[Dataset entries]

──────────────────────────────

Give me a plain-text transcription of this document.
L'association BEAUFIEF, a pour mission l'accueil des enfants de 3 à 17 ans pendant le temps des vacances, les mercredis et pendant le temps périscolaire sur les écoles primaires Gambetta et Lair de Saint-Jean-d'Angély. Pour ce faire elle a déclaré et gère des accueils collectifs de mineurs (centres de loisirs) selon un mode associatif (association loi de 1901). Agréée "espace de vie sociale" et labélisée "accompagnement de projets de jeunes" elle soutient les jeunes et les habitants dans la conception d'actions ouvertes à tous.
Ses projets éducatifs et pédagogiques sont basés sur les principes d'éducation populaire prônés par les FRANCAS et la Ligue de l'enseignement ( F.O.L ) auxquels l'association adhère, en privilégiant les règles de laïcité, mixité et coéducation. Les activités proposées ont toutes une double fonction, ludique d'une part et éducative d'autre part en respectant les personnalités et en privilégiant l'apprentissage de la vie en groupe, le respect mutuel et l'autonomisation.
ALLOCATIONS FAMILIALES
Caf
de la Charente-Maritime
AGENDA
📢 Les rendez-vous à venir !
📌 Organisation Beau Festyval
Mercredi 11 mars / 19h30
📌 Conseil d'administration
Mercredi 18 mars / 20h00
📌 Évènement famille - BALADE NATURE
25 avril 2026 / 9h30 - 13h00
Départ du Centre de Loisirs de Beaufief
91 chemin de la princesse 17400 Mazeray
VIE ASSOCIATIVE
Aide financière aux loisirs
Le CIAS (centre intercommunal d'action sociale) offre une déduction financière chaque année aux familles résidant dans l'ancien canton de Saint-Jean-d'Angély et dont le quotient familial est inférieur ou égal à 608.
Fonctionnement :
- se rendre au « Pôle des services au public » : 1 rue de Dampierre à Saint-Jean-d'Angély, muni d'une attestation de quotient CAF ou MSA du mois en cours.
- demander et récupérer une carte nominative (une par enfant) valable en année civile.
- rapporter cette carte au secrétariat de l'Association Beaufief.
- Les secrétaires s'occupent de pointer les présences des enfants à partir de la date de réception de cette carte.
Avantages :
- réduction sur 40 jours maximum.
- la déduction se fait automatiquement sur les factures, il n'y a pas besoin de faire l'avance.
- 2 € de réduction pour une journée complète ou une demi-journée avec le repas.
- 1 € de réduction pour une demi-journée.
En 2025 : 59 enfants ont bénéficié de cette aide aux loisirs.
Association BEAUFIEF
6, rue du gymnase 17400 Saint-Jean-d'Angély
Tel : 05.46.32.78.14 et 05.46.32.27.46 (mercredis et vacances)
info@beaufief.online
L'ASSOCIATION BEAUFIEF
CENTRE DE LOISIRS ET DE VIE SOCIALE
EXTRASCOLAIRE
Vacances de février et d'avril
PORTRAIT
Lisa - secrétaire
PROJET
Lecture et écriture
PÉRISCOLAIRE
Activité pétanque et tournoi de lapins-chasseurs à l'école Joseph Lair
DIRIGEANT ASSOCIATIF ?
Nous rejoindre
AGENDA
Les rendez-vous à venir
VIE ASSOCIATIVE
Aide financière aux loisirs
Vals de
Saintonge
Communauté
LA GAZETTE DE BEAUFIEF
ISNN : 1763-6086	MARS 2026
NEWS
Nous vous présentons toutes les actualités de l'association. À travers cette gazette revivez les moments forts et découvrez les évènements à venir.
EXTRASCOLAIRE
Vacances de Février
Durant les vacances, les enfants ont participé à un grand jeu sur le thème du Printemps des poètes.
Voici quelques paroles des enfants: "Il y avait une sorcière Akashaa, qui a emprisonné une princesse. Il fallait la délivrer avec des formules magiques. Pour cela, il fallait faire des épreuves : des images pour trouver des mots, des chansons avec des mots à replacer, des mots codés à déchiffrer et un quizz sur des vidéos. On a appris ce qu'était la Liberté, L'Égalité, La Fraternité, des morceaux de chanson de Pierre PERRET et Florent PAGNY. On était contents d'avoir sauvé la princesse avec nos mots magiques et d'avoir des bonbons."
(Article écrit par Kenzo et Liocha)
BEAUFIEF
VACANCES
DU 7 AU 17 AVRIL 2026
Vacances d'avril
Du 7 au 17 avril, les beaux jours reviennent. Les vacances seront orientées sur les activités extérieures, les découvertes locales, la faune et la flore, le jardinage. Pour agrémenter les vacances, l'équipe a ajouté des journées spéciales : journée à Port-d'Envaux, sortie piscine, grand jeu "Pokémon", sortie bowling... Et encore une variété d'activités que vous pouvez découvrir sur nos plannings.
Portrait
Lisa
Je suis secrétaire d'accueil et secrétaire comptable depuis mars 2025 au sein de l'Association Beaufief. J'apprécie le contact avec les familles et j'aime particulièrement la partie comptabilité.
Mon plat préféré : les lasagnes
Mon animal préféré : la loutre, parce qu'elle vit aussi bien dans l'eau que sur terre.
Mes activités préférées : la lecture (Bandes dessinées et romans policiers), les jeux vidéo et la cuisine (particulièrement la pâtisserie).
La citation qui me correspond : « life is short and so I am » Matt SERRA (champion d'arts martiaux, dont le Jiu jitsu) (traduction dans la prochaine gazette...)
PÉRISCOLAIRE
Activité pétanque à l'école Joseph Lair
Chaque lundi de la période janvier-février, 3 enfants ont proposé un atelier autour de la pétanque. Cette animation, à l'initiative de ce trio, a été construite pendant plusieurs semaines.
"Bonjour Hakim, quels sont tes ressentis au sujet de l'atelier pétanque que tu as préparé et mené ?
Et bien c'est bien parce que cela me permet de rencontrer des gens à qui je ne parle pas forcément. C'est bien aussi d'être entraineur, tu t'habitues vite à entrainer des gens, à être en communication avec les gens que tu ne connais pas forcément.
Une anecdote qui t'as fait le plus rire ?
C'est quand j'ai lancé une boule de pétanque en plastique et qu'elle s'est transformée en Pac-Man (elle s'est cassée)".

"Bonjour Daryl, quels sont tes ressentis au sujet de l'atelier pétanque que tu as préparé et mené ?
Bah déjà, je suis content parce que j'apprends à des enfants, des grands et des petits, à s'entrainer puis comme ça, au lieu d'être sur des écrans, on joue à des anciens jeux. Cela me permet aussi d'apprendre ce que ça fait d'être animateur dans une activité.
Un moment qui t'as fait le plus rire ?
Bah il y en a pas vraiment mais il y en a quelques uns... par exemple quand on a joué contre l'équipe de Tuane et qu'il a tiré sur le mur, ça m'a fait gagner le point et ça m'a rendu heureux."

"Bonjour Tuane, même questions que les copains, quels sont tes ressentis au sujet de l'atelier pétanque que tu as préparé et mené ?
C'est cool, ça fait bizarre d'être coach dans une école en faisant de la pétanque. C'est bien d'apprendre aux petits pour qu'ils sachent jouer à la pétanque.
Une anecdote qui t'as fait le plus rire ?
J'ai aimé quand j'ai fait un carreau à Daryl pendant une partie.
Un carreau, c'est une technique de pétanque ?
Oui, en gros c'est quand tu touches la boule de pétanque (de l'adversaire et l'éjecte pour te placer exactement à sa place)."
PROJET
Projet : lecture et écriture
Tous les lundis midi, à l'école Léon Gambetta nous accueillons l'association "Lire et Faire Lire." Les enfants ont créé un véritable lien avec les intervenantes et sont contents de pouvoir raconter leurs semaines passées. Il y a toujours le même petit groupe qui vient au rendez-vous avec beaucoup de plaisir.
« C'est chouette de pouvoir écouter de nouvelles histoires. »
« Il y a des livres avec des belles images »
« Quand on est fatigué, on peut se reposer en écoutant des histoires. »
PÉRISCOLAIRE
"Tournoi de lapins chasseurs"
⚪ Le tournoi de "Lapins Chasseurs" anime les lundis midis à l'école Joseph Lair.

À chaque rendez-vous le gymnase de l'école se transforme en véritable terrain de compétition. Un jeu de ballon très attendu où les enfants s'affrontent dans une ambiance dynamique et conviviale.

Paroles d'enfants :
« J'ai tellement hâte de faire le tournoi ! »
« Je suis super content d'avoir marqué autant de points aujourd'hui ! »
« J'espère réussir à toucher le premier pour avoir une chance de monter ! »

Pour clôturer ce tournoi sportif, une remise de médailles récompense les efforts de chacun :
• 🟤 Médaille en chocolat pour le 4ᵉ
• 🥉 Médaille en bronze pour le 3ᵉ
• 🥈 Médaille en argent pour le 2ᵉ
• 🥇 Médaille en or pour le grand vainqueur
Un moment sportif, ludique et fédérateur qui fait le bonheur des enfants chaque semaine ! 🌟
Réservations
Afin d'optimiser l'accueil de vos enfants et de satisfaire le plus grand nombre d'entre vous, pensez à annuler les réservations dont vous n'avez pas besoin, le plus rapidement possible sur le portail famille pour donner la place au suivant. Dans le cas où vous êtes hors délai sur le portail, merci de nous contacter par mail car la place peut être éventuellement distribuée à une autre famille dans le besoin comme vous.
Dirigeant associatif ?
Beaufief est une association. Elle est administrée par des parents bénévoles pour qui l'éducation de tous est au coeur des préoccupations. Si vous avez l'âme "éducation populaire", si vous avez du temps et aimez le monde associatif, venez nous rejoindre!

──────────────────────────────

_Exercise instructions_
The answer is a single number: how many lines include the word "fait"?

_Exercise output_
9